■ Activity
The entries are to be reproduced verbatim, and their pictures left out.

■ Data section
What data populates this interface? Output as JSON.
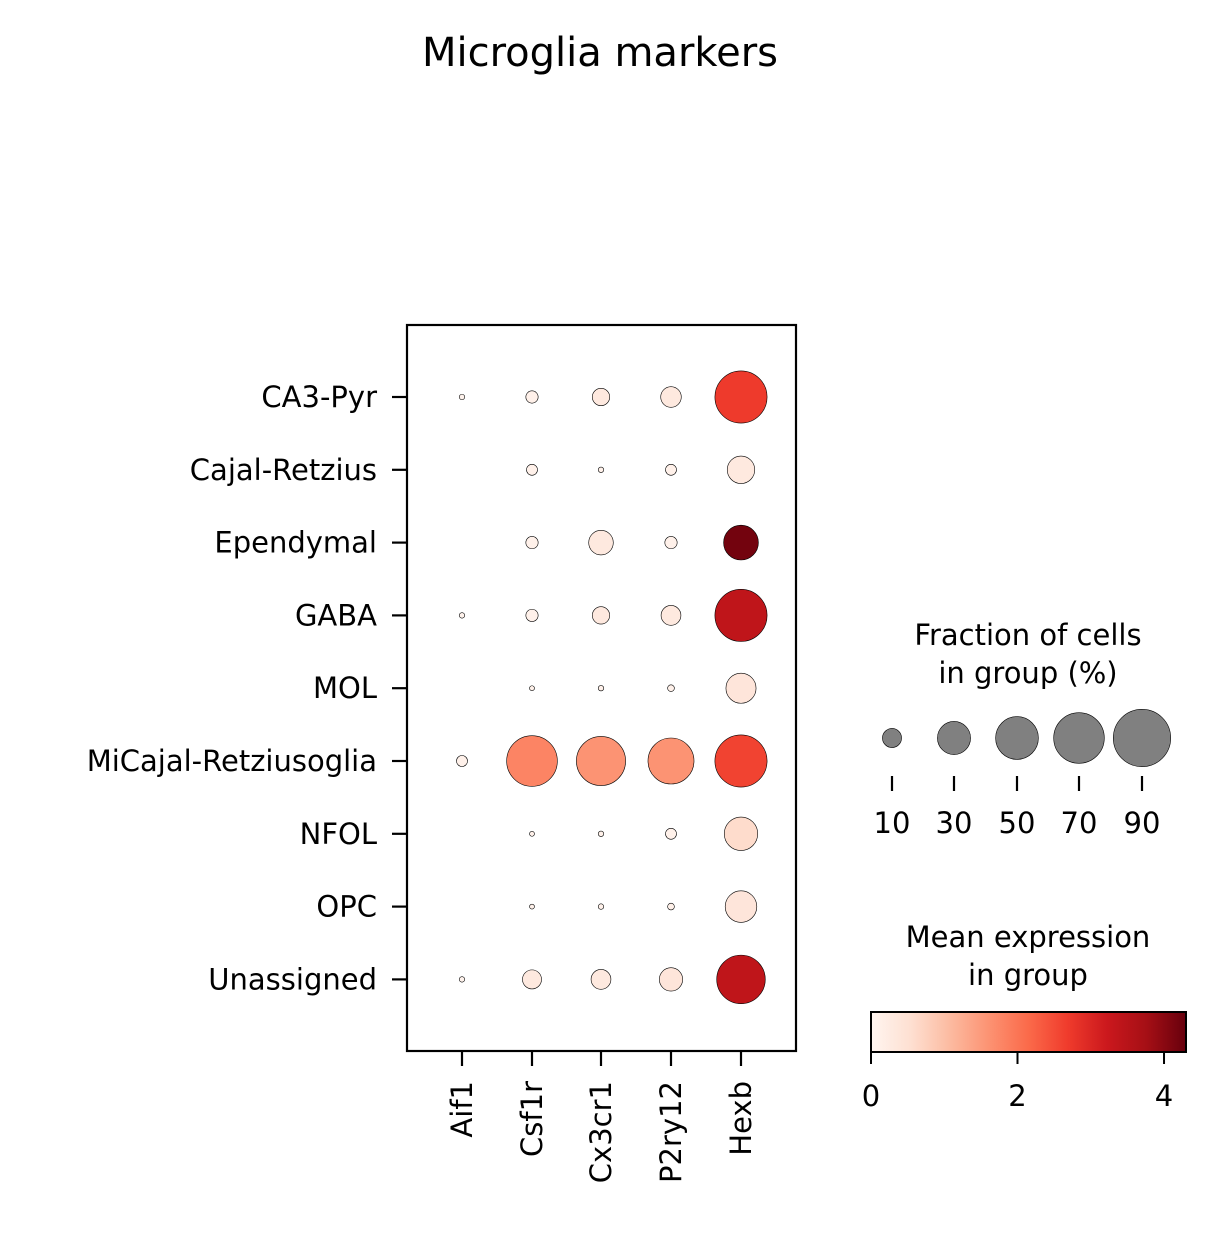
{
  "chart_data": {
    "type": "dotplot",
    "title": "Microglia markers",
    "xlabel": "",
    "ylabel": "",
    "genes": [
      "Aif1",
      "Csf1r",
      "Cx3cr1",
      "P2ry12",
      "Hexb"
    ],
    "groups": [
      "CA3-Pyr",
      "Cajal-Retzius",
      "Ependymal",
      "GABA",
      "MOL",
      "MiCajal-Retziusoglia",
      "NFOL",
      "OPC",
      "Unassigned"
    ],
    "fraction_pct": [
      [
        1,
        5,
        10,
        14,
        90
      ],
      [
        0,
        4,
        1,
        4,
        25
      ],
      [
        0,
        5,
        20,
        5,
        40
      ],
      [
        1,
        5,
        10,
        13,
        90
      ],
      [
        0,
        0.8,
        1,
        1.5,
        30
      ],
      [
        4,
        85,
        80,
        70,
        90
      ],
      [
        0,
        0.8,
        1,
        4,
        37
      ],
      [
        0,
        0.8,
        1,
        1.5,
        33
      ],
      [
        1,
        12,
        13,
        18,
        78
      ]
    ],
    "mean_expression": [
      [
        0.05,
        0.1,
        0.3,
        0.3,
        2.7
      ],
      [
        0,
        0.1,
        0.1,
        0.1,
        0.3
      ],
      [
        0,
        0.1,
        0.3,
        0.1,
        4.2
      ],
      [
        0.05,
        0.1,
        0.3,
        0.3,
        3.4
      ],
      [
        0,
        0.1,
        0.1,
        0.1,
        0.4
      ],
      [
        0.1,
        1.8,
        1.6,
        1.6,
        2.6
      ],
      [
        0,
        0.1,
        0.1,
        0.1,
        0.6
      ],
      [
        0,
        0.1,
        0.1,
        0.1,
        0.4
      ],
      [
        0.05,
        0.3,
        0.3,
        0.4,
        3.4
      ]
    ],
    "size_legend": {
      "title_line1": "Fraction of cells",
      "title_line2": "in group (%)",
      "values": [
        10,
        30,
        50,
        70,
        90
      ],
      "labels": [
        "10",
        "30",
        "50",
        "70",
        "90"
      ],
      "dot_color": "#808080"
    },
    "color_legend": {
      "title_line1": "Mean expression",
      "title_line2": "in group",
      "range": [
        0,
        4.3
      ],
      "ticks": [
        0,
        2,
        4
      ],
      "tick_labels": [
        "0",
        "2",
        "4"
      ],
      "colormap": "Reds",
      "stops": [
        "#fff5f0",
        "#fee0d2",
        "#fcbba1",
        "#fc9272",
        "#fb6a4a",
        "#ef3b2c",
        "#cb181d",
        "#a50f15",
        "#67000d"
      ]
    }
  }
}
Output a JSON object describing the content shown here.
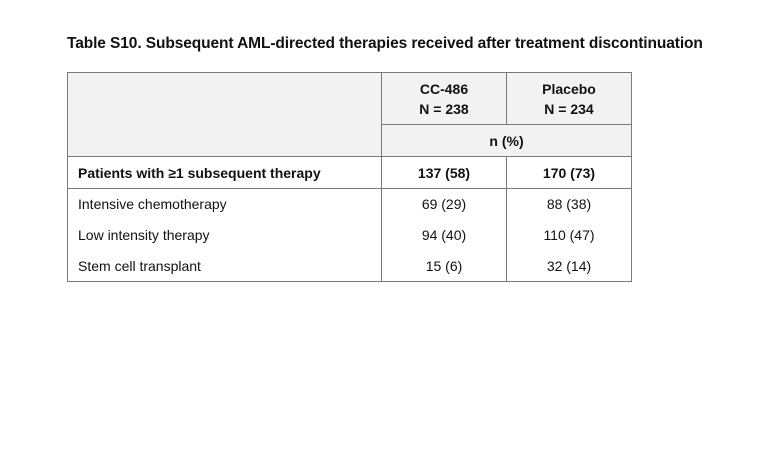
{
  "title": "Table S10. Subsequent AML-directed therapies received after treatment discontinuation",
  "columns": [
    {
      "name": "CC-486",
      "n": "N = 238"
    },
    {
      "name": "Placebo",
      "n": "N = 234"
    }
  ],
  "unit_label": "n (%)",
  "summary_row": {
    "label": "Patients with ≥1 subsequent therapy",
    "values": [
      "137 (58)",
      "170 (73)"
    ]
  },
  "rows": [
    {
      "label": "Intensive chemotherapy",
      "values": [
        "69 (29)",
        "88 (38)"
      ]
    },
    {
      "label": "Low intensity therapy",
      "values": [
        "94 (40)",
        "110 (47)"
      ]
    },
    {
      "label": "Stem cell transplant",
      "values": [
        "15 (6)",
        "32 (14)"
      ]
    }
  ]
}
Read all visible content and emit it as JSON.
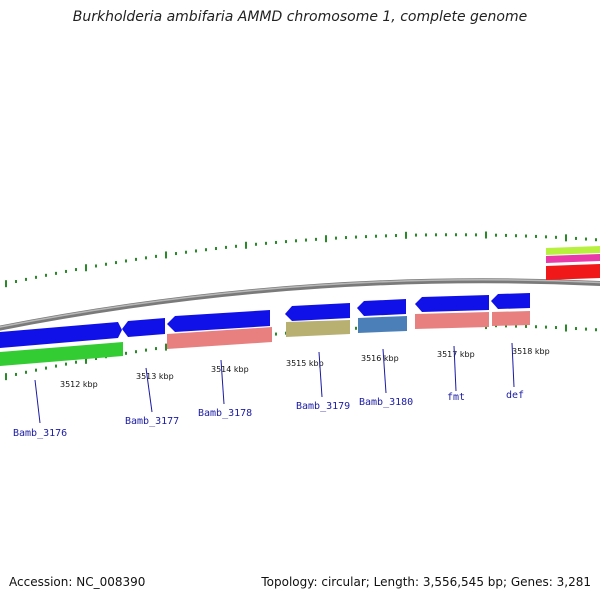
{
  "title": "Burkholderia ambifaria AMMD chromosome 1, complete genome",
  "footer": {
    "accession": "Accession: NC_008390",
    "summary": "Topology: circular; Length: 3,556,545 bp; Genes: 3,281"
  },
  "colors": {
    "backbone": "#8a8a8a",
    "ticks": "#2a8a2a",
    "blue": "#1010e8",
    "green": "#33cc33",
    "pink": "#e88080",
    "olive": "#b8b070",
    "steel": "#4a7fb8",
    "red": "#f01818",
    "magenta": "#e83aa8",
    "lime": "#b8f040",
    "label": "#1a1aa6"
  },
  "scale_labels": [
    "3512 kbp",
    "3513 kbp",
    "3514 kbp",
    "3515 kbp",
    "3516 kbp",
    "3517 kbp",
    "3518 kbp"
  ],
  "genes": [
    {
      "name": "Bamb_3176"
    },
    {
      "name": "Bamb_3177"
    },
    {
      "name": "Bamb_3178"
    },
    {
      "name": "Bamb_3179"
    },
    {
      "name": "Bamb_3180"
    },
    {
      "name": "fmt"
    },
    {
      "name": "def"
    }
  ]
}
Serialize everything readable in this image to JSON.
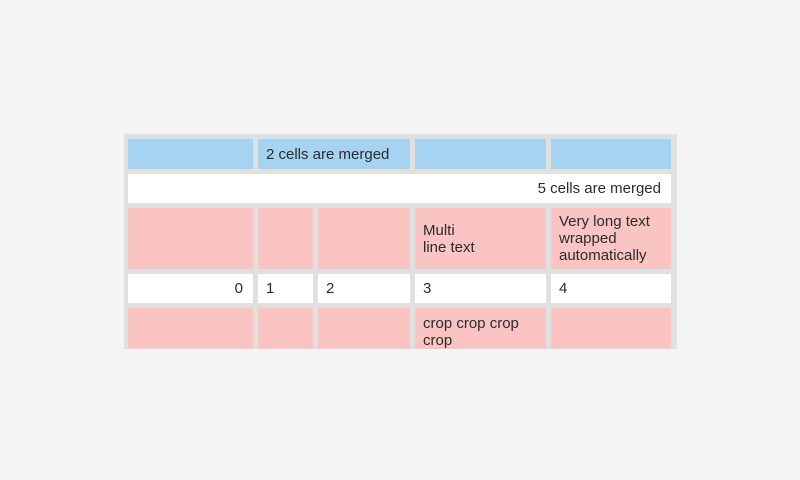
{
  "theme": {
    "page-bg": "#f4f4f4",
    "grid-bg": "#e0e0e0",
    "blue": "#a6d3f2",
    "pink": "#fac4c2",
    "white": "#ffffff",
    "text": "#2b2b2b"
  },
  "table": {
    "rows": [
      {
        "cells": [
          {
            "text": ""
          },
          {
            "text": "2 cells are merged",
            "merged": 2
          },
          {
            "text": ""
          },
          {
            "text": ""
          }
        ]
      },
      {
        "cells": [
          {
            "text": "5 cells are merged",
            "merged": 5,
            "align": "right"
          }
        ]
      },
      {
        "cells": [
          {
            "text": ""
          },
          {
            "text": ""
          },
          {
            "text": ""
          },
          {
            "text": "Multi\nline text"
          },
          {
            "text": "Very long text wrapped automatically"
          }
        ]
      },
      {
        "cells": [
          {
            "text": "0",
            "align": "right"
          },
          {
            "text": "1"
          },
          {
            "text": "2"
          },
          {
            "text": "3"
          },
          {
            "text": "4"
          }
        ]
      },
      {
        "cells": [
          {
            "text": ""
          },
          {
            "text": ""
          },
          {
            "text": ""
          },
          {
            "text": "crop crop crop crop",
            "cropped": true
          },
          {
            "text": ""
          }
        ]
      }
    ]
  }
}
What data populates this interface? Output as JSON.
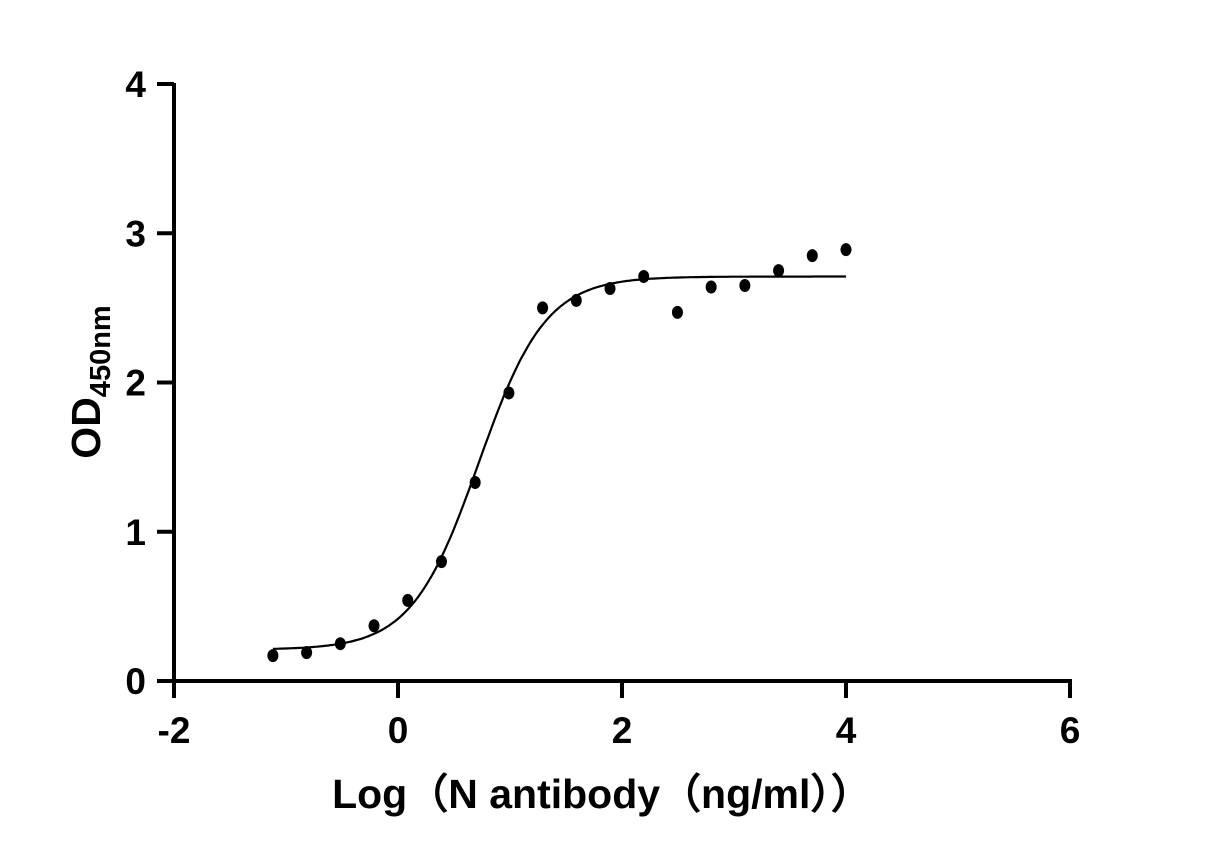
{
  "chart_data": {
    "type": "scatter",
    "title": "",
    "xlabel": "Log（N antibody（ng/ml））",
    "ylabel_main": "OD",
    "ylabel_sub": "450nm",
    "xlim": [
      -2,
      6
    ],
    "ylim": [
      0,
      4
    ],
    "xticks": [
      "-2",
      "0",
      "2",
      "4",
      "6"
    ],
    "yticks": [
      "0",
      "1",
      "2",
      "3",
      "4"
    ],
    "grid": false,
    "legend": "none",
    "marker_color": "#000000",
    "series": [
      {
        "x": [
          -1.117,
          -0.816,
          -0.515,
          -0.214,
          0.087,
          0.388,
          0.689,
          0.99,
          1.291,
          1.592,
          1.893,
          2.194,
          2.495,
          2.796,
          3.097,
          3.398,
          3.699,
          4.0
        ],
        "y": [
          0.17,
          0.19,
          0.25,
          0.37,
          0.54,
          0.8,
          1.33,
          1.93,
          2.5,
          2.55,
          2.63,
          2.71,
          2.47,
          2.64,
          2.65,
          2.75,
          2.85,
          2.89
        ]
      }
    ],
    "fit": {
      "model": "4PL sigmoidal",
      "bottom": 0.21,
      "top": 2.71,
      "logEC50": 0.72,
      "hill": 1.45,
      "x_range": [
        -1.117,
        4.0
      ]
    }
  }
}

■ Task response
What data populates this interface? Output as JSON.
{
  "chart_data": {
    "type": "dotplot",
    "title": "Microglia markers",
    "xlabel": "",
    "ylabel": "",
    "genes": [
      "Aif1",
      "Csf1r",
      "Cx3cr1",
      "P2ry12",
      "Hexb"
    ],
    "groups": [
      "CA3-Pyr",
      "Cajal-Retzius",
      "Ependymal",
      "GABA",
      "MOL",
      "MiCajal-Retziusoglia",
      "NFOL",
      "OPC",
      "Unassigned"
    ],
    "fraction_pct": [
      [
        1,
        5,
        10,
        14,
        90
      ],
      [
        0,
        4,
        1,
        4,
        25
      ],
      [
        0,
        5,
        20,
        5,
        40
      ],
      [
        1,
        5,
        10,
        13,
        90
      ],
      [
        0,
        0.8,
        1,
        1.5,
        30
      ],
      [
        4,
        85,
        80,
        70,
        90
      ],
      [
        0,
        0.8,
        1,
        4,
        37
      ],
      [
        0,
        0.8,
        1,
        1.5,
        33
      ],
      [
        1,
        12,
        13,
        18,
        78
      ]
    ],
    "mean_expression": [
      [
        0.05,
        0.1,
        0.3,
        0.3,
        2.7
      ],
      [
        0,
        0.1,
        0.1,
        0.1,
        0.3
      ],
      [
        0,
        0.1,
        0.3,
        0.1,
        4.2
      ],
      [
        0.05,
        0.1,
        0.3,
        0.3,
        3.4
      ],
      [
        0,
        0.1,
        0.1,
        0.1,
        0.4
      ],
      [
        0.1,
        1.8,
        1.6,
        1.6,
        2.6
      ],
      [
        0,
        0.1,
        0.1,
        0.1,
        0.6
      ],
      [
        0,
        0.1,
        0.1,
        0.1,
        0.4
      ],
      [
        0.05,
        0.3,
        0.3,
        0.4,
        3.4
      ]
    ],
    "size_legend": {
      "title_line1": "Fraction of cells",
      "title_line2": "in group (%)",
      "values": [
        10,
        30,
        50,
        70,
        90
      ],
      "labels": [
        "10",
        "30",
        "50",
        "70",
        "90"
      ],
      "dot_color": "#808080"
    },
    "color_legend": {
      "title_line1": "Mean expression",
      "title_line2": "in group",
      "range": [
        0,
        4.3
      ],
      "ticks": [
        0,
        2,
        4
      ],
      "tick_labels": [
        "0",
        "2",
        "4"
      ],
      "colormap": "Reds",
      "stops": [
        "#fff5f0",
        "#fee0d2",
        "#fcbba1",
        "#fc9272",
        "#fb6a4a",
        "#ef3b2c",
        "#cb181d",
        "#a50f15",
        "#67000d"
      ]
    }
  }
}
Output a JSON object describing the content shown here.
{
  "title": "Table S10. Subsequent AML-directed therapies received after treatment discontinuation",
  "columns": [
    {
      "name": "CC-486",
      "n": "N = 238"
    },
    {
      "name": "Placebo",
      "n": "N = 234"
    }
  ],
  "unit_label": "n (%)",
  "summary_row": {
    "label": "Patients with ≥1 subsequent therapy",
    "values": [
      "137 (58)",
      "170 (73)"
    ]
  },
  "rows": [
    {
      "label": "Intensive chemotherapy",
      "values": [
        "69 (29)",
        "88 (38)"
      ]
    },
    {
      "label": "Low intensity therapy",
      "values": [
        "94 (40)",
        "110 (47)"
      ]
    },
    {
      "label": "Stem cell transplant",
      "values": [
        "15 (6)",
        "32 (14)"
      ]
    }
  ]
}
Read all visible content and emit it as JSON.
{
  "title": "Burkholderia ambifaria AMMD chromosome 1, complete genome",
  "footer": {
    "accession": "Accession: NC_008390",
    "summary": "Topology: circular; Length: 3,556,545 bp; Genes: 3,281"
  },
  "colors": {
    "backbone": "#8a8a8a",
    "ticks": "#2a8a2a",
    "blue": "#1010e8",
    "green": "#33cc33",
    "pink": "#e88080",
    "olive": "#b8b070",
    "steel": "#4a7fb8",
    "red": "#f01818",
    "magenta": "#e83aa8",
    "lime": "#b8f040",
    "label": "#1a1aa6"
  },
  "scale_labels": [
    "3512 kbp",
    "3513 kbp",
    "3514 kbp",
    "3515 kbp",
    "3516 kbp",
    "3517 kbp",
    "3518 kbp"
  ],
  "genes": [
    {
      "name": "Bamb_3176"
    },
    {
      "name": "Bamb_3177"
    },
    {
      "name": "Bamb_3178"
    },
    {
      "name": "Bamb_3179"
    },
    {
      "name": "Bamb_3180"
    },
    {
      "name": "fmt"
    },
    {
      "name": "def"
    }
  ]
}
Serialize everything readable in this image to JSON.
{
  "theme": {
    "page-bg": "#f4f4f4",
    "grid-bg": "#e0e0e0",
    "blue": "#a6d3f2",
    "pink": "#fac4c2",
    "white": "#ffffff",
    "text": "#2b2b2b"
  },
  "table": {
    "rows": [
      {
        "cells": [
          {
            "text": ""
          },
          {
            "text": "2 cells are merged",
            "merged": 2
          },
          {
            "text": ""
          },
          {
            "text": ""
          }
        ]
      },
      {
        "cells": [
          {
            "text": "5 cells are merged",
            "merged": 5,
            "align": "right"
          }
        ]
      },
      {
        "cells": [
          {
            "text": ""
          },
          {
            "text": ""
          },
          {
            "text": ""
          },
          {
            "text": "Multi\nline text"
          },
          {
            "text": "Very long text wrapped automatically"
          }
        ]
      },
      {
        "cells": [
          {
            "text": "0",
            "align": "right"
          },
          {
            "text": "1"
          },
          {
            "text": "2"
          },
          {
            "text": "3"
          },
          {
            "text": "4"
          }
        ]
      },
      {
        "cells": [
          {
            "text": ""
          },
          {
            "text": ""
          },
          {
            "text": ""
          },
          {
            "text": "crop crop crop crop",
            "cropped": true
          },
          {
            "text": ""
          }
        ]
      }
    ]
  }
}
What data populates this interface? Output as JSON.
{
  "chart_data": {
    "type": "scatter",
    "title": "",
    "xlabel": "Log（N antibody（ng/ml））",
    "ylabel_main": "OD",
    "ylabel_sub": "450nm",
    "xlim": [
      -2,
      6
    ],
    "ylim": [
      0,
      4
    ],
    "xticks": [
      "-2",
      "0",
      "2",
      "4",
      "6"
    ],
    "yticks": [
      "0",
      "1",
      "2",
      "3",
      "4"
    ],
    "grid": false,
    "legend": "none",
    "marker_color": "#000000",
    "series": [
      {
        "x": [
          -1.117,
          -0.816,
          -0.515,
          -0.214,
          0.087,
          0.388,
          0.689,
          0.99,
          1.291,
          1.592,
          1.893,
          2.194,
          2.495,
          2.796,
          3.097,
          3.398,
          3.699,
          4.0
        ],
        "y": [
          0.17,
          0.19,
          0.25,
          0.37,
          0.54,
          0.8,
          1.33,
          1.93,
          2.5,
          2.55,
          2.63,
          2.71,
          2.47,
          2.64,
          2.65,
          2.75,
          2.85,
          2.89
        ]
      }
    ],
    "fit": {
      "model": "4PL sigmoidal",
      "bottom": 0.21,
      "top": 2.71,
      "logEC50": 0.72,
      "hill": 1.45,
      "x_range": [
        -1.117,
        4.0
      ]
    }
  }
}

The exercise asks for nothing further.